Copy, in full, each line of the material that holds the word "deyiladi".
===== Extracted material =====
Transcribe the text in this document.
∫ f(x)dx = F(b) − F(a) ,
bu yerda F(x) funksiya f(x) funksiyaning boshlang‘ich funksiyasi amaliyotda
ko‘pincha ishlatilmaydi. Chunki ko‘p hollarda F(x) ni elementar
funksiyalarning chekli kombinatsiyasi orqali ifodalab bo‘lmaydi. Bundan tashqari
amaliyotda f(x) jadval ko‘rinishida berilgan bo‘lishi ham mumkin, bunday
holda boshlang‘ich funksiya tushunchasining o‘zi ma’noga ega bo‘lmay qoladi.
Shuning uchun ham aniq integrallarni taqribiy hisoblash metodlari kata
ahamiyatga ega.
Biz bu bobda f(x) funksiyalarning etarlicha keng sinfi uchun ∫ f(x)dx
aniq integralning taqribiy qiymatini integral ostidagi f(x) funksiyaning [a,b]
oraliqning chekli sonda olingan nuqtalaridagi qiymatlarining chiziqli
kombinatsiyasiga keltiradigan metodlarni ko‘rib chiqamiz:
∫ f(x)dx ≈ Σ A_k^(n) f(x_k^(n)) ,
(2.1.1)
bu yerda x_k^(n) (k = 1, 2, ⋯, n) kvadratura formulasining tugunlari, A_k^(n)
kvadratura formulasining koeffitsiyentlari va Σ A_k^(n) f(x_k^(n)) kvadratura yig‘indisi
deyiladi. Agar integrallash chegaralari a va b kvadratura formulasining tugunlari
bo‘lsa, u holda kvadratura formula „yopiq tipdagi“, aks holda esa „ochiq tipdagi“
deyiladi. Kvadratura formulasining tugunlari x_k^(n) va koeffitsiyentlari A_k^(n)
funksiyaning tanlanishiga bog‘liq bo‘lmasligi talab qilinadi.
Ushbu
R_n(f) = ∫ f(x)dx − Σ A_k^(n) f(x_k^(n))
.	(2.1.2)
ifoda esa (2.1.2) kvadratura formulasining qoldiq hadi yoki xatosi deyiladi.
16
=====
Task solution:
deyiladi. Agar integrallash chegaralari a va b kvadratura formulasining tugunlari
deyiladi. Kvadratura formulasining tugunlari x_k^(n) va koeffitsiyentlari A_k^(n)
ifoda esa (2.1.2) kvadratura formulasining qoldiq hadi yoki xatosi deyiladi.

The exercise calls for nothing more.